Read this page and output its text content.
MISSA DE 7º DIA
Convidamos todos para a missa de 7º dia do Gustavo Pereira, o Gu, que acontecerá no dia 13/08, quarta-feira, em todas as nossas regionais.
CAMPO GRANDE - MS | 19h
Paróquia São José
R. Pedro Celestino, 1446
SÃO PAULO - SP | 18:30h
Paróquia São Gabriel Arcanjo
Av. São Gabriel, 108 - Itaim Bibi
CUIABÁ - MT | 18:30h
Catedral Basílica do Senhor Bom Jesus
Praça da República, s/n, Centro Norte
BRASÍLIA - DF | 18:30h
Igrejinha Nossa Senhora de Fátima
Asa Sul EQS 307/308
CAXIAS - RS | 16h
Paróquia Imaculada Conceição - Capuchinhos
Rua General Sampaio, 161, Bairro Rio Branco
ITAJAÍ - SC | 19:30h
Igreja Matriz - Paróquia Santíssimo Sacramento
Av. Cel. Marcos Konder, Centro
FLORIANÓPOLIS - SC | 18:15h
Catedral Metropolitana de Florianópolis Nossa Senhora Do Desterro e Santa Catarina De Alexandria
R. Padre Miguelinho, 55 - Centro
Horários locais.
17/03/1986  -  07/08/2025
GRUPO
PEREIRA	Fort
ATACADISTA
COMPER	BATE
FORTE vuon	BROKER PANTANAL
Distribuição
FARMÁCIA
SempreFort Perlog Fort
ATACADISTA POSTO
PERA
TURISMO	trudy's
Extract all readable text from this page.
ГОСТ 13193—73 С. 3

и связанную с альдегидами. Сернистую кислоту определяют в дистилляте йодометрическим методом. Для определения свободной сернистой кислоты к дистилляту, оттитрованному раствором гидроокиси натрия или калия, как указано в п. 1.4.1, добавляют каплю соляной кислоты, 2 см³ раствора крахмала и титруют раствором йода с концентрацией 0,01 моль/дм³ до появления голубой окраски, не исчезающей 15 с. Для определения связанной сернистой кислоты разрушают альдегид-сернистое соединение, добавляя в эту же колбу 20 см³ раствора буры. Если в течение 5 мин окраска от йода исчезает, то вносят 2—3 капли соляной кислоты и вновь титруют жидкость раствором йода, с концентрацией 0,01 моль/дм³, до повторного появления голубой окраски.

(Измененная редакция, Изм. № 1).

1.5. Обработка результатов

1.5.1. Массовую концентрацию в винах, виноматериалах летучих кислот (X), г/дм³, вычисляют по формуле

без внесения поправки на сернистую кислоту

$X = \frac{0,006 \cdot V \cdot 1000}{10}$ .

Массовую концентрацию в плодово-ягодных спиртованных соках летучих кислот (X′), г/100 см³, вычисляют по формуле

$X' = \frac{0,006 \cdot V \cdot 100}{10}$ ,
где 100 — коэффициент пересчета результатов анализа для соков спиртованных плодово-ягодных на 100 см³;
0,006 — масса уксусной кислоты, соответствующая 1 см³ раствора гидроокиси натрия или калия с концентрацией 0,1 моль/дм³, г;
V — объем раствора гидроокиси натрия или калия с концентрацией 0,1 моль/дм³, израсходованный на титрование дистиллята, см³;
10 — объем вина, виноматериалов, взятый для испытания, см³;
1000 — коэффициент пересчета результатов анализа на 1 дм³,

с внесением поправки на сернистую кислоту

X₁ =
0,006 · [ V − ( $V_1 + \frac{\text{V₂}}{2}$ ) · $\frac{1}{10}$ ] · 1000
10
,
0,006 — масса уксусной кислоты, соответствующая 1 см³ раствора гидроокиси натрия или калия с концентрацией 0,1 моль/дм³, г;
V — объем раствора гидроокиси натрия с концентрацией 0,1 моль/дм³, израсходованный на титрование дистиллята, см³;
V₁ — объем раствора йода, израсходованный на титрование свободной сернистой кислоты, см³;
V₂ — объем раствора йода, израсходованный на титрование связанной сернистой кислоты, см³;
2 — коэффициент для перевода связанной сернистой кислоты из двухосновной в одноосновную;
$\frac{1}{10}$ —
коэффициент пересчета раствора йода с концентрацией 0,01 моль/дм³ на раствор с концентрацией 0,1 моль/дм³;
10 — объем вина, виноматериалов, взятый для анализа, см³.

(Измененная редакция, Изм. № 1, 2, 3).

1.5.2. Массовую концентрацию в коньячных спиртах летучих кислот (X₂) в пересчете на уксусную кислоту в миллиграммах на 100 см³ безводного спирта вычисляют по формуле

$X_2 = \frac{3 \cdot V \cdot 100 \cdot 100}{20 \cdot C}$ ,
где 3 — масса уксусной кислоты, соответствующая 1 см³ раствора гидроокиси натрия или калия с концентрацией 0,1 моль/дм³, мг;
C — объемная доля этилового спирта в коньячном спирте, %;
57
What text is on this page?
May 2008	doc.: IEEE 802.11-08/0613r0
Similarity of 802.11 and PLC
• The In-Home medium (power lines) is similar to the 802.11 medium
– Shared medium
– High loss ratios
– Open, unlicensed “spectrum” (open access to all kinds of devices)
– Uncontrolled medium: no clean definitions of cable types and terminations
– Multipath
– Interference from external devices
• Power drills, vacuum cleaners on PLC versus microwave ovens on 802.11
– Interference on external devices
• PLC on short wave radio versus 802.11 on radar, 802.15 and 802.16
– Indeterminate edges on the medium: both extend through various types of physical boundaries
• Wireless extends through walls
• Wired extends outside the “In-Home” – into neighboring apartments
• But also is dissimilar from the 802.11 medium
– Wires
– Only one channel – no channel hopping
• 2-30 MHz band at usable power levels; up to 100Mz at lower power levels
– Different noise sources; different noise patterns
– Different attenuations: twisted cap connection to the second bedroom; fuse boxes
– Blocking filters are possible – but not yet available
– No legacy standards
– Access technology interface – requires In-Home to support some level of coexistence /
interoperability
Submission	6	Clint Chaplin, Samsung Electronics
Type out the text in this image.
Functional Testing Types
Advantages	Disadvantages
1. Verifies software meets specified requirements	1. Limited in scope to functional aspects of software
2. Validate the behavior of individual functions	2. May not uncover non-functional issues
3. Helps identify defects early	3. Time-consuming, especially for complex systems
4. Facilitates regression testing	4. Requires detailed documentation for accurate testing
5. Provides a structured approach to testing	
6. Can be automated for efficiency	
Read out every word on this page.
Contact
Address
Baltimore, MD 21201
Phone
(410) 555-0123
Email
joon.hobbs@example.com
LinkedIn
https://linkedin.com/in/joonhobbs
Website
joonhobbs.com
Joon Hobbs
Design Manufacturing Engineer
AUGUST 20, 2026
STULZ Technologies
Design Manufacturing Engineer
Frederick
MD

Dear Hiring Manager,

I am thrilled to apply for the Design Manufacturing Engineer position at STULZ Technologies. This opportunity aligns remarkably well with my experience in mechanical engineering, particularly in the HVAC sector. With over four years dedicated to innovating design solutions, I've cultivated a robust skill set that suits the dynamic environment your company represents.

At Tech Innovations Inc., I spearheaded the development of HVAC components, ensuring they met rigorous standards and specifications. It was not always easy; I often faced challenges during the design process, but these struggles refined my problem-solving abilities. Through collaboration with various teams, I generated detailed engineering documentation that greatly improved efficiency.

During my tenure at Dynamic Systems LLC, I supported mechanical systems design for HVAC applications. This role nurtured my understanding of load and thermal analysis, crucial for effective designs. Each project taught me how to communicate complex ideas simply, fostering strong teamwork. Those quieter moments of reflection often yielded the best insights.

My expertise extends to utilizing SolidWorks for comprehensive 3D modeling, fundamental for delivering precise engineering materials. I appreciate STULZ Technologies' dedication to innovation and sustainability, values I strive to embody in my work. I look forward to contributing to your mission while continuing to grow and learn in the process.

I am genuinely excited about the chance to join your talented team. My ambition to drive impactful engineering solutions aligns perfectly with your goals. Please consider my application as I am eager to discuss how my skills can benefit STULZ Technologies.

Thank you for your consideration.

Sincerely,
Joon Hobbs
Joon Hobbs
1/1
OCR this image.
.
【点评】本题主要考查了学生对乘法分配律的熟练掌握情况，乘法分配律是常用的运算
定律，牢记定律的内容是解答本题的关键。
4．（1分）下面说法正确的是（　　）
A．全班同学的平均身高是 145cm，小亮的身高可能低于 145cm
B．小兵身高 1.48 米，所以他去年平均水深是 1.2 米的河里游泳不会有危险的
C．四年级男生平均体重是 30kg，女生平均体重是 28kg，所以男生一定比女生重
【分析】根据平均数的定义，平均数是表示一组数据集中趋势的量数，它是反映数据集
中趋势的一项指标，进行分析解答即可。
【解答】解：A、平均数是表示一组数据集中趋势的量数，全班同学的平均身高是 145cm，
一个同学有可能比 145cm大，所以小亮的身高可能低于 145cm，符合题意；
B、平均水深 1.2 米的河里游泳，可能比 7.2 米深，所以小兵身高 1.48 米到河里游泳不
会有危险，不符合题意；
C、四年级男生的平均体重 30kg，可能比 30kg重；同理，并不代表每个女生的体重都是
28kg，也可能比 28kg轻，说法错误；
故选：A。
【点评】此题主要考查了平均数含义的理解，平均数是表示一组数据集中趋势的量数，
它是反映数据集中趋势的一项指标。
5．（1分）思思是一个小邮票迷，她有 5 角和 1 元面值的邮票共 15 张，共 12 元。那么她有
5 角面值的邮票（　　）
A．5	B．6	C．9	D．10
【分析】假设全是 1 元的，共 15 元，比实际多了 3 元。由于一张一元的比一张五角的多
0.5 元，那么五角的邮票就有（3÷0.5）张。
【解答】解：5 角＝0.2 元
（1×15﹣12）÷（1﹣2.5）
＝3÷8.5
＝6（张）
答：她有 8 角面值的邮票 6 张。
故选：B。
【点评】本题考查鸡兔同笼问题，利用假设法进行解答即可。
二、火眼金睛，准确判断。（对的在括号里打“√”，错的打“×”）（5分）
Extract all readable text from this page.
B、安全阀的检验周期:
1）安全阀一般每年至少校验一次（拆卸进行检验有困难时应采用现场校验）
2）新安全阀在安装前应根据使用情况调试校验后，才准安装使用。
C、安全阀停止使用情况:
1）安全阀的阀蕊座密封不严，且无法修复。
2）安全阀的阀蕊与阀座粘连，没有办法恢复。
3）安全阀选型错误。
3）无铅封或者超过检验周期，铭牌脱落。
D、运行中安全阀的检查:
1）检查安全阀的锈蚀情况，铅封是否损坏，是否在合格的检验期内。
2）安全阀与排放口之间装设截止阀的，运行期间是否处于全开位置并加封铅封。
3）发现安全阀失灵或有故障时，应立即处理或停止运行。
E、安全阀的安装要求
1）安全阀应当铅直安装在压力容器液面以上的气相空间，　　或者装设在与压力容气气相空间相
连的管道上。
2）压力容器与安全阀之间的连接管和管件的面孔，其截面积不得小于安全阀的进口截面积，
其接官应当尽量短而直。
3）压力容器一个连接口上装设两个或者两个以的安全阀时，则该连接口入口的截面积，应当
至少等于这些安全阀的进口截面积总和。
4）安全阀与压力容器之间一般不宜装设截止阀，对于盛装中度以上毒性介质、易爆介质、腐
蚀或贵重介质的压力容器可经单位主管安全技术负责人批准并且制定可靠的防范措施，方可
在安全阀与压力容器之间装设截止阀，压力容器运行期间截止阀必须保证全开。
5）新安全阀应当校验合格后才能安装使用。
****************************************
Request: Above are some records. Report the number of their lines that include "пересчета", and add nothing else.

Final answer: 3